■ Problem details
Which lines in the records below contain the word "Tesserati"? Copy each of them.

■ Rows
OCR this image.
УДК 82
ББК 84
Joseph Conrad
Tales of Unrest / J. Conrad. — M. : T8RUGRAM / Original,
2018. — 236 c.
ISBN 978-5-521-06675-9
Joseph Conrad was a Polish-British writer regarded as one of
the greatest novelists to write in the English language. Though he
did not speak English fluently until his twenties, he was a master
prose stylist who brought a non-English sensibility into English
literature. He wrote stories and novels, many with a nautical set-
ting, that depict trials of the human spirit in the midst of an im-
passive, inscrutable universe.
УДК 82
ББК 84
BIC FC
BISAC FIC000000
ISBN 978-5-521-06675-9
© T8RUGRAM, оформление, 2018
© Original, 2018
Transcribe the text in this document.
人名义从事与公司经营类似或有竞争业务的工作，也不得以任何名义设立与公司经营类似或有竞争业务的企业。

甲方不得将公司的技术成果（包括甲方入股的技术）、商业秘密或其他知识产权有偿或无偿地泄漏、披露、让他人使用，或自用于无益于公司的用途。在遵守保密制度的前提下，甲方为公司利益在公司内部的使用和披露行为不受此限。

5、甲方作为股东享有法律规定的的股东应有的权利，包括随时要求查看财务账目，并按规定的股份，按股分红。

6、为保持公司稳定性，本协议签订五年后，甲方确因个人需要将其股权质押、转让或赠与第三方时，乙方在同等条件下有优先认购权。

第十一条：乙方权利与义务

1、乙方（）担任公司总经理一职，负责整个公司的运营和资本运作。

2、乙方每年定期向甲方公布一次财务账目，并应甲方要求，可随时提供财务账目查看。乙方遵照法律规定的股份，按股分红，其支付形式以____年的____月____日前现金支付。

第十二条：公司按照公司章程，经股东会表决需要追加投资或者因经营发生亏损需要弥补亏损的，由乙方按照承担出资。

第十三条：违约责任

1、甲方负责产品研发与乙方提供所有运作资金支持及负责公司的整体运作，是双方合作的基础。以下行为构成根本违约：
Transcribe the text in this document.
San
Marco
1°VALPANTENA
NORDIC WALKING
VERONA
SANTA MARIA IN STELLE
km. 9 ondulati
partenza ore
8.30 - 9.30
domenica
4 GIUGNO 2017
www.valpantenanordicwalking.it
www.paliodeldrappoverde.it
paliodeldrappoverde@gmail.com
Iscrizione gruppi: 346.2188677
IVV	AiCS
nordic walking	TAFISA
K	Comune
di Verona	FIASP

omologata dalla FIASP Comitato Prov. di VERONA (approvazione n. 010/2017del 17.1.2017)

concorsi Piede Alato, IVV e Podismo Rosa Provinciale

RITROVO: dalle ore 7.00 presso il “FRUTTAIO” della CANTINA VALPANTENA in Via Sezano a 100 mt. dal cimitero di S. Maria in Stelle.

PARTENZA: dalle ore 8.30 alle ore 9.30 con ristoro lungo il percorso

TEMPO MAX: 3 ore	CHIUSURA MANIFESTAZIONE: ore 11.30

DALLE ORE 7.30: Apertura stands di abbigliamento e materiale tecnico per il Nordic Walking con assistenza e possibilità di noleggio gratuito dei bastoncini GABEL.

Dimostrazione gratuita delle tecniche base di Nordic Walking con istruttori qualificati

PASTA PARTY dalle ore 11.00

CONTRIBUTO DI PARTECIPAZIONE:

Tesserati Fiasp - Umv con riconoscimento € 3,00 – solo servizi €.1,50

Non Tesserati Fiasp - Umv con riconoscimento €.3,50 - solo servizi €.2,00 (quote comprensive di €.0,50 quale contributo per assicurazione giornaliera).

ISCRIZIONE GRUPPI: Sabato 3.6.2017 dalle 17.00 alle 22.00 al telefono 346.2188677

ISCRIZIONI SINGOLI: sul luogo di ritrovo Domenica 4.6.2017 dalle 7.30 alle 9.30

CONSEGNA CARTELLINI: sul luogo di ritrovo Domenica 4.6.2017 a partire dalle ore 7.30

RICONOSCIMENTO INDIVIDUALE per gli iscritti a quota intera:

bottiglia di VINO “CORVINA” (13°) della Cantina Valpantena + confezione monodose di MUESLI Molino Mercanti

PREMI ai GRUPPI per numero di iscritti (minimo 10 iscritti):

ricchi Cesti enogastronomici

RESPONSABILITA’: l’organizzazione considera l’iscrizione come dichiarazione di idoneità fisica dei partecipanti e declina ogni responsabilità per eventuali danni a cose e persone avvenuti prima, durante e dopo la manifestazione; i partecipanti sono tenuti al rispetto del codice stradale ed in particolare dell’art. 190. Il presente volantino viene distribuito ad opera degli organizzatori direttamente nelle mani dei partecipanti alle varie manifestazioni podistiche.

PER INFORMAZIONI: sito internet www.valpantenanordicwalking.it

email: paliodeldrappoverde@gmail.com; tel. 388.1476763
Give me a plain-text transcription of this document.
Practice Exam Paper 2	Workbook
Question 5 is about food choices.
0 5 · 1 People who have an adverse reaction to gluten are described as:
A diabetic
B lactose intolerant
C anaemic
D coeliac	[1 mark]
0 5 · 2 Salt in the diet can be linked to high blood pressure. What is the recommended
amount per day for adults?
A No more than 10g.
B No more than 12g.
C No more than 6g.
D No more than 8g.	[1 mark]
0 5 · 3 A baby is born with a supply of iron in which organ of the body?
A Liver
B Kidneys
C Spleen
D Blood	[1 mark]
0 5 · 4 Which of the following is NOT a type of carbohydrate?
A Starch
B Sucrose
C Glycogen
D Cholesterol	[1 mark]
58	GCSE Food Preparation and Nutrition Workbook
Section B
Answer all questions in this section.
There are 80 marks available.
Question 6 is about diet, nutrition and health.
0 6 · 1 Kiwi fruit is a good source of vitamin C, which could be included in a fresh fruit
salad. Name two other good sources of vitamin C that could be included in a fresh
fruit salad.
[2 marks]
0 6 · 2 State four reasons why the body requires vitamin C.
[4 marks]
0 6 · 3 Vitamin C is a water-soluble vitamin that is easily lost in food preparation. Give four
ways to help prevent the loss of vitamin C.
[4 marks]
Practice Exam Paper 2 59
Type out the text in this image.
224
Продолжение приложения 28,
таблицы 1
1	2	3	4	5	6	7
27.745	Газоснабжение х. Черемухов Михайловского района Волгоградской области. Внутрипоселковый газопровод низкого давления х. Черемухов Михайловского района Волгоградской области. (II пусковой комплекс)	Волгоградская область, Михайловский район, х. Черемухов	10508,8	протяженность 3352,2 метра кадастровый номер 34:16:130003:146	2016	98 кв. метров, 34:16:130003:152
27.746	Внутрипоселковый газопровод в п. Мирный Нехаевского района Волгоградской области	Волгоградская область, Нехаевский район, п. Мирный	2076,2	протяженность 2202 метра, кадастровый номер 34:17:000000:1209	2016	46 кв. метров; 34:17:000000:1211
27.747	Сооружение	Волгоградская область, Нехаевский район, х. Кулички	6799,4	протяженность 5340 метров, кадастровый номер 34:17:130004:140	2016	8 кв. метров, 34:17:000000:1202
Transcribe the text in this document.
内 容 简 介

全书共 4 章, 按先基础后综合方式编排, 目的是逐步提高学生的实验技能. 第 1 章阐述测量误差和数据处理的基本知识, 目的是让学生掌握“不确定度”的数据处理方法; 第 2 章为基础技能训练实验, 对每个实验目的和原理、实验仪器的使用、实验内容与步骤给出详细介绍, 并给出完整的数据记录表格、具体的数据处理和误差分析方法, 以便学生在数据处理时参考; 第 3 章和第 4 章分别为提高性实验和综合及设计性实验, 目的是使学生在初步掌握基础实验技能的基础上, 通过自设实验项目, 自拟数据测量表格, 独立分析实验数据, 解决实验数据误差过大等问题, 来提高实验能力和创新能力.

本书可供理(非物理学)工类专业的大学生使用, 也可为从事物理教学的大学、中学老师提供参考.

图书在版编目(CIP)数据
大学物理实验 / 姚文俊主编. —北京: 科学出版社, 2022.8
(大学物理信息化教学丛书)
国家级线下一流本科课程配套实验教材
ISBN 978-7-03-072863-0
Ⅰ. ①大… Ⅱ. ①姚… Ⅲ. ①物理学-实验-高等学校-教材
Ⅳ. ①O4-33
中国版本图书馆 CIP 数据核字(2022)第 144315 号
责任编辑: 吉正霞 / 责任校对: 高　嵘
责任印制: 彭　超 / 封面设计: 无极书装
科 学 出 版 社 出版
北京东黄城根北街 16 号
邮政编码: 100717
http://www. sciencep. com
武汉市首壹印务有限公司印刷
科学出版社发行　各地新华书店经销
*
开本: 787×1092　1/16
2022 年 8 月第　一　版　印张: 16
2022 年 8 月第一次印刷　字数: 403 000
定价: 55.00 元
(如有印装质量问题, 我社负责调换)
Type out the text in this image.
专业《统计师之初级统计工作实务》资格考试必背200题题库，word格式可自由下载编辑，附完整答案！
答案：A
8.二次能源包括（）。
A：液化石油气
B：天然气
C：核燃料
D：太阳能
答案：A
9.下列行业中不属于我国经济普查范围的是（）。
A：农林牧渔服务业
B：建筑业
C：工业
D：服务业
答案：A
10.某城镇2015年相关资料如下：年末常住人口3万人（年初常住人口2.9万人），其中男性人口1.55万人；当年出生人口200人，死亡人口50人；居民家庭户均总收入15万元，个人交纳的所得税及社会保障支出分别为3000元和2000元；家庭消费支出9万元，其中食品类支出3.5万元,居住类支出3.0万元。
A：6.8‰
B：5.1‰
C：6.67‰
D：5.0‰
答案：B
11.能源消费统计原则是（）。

■ The answer
Tesserati Fiasp - Umv con riconoscimento € 3,00 – solo servizi €.1,50
Non Tesserati Fiasp - Umv con riconoscimento €.3,50 - solo servizi €.2,00 (quote comprensive di €.0,50 quale contributo per assicurazione giornaliera).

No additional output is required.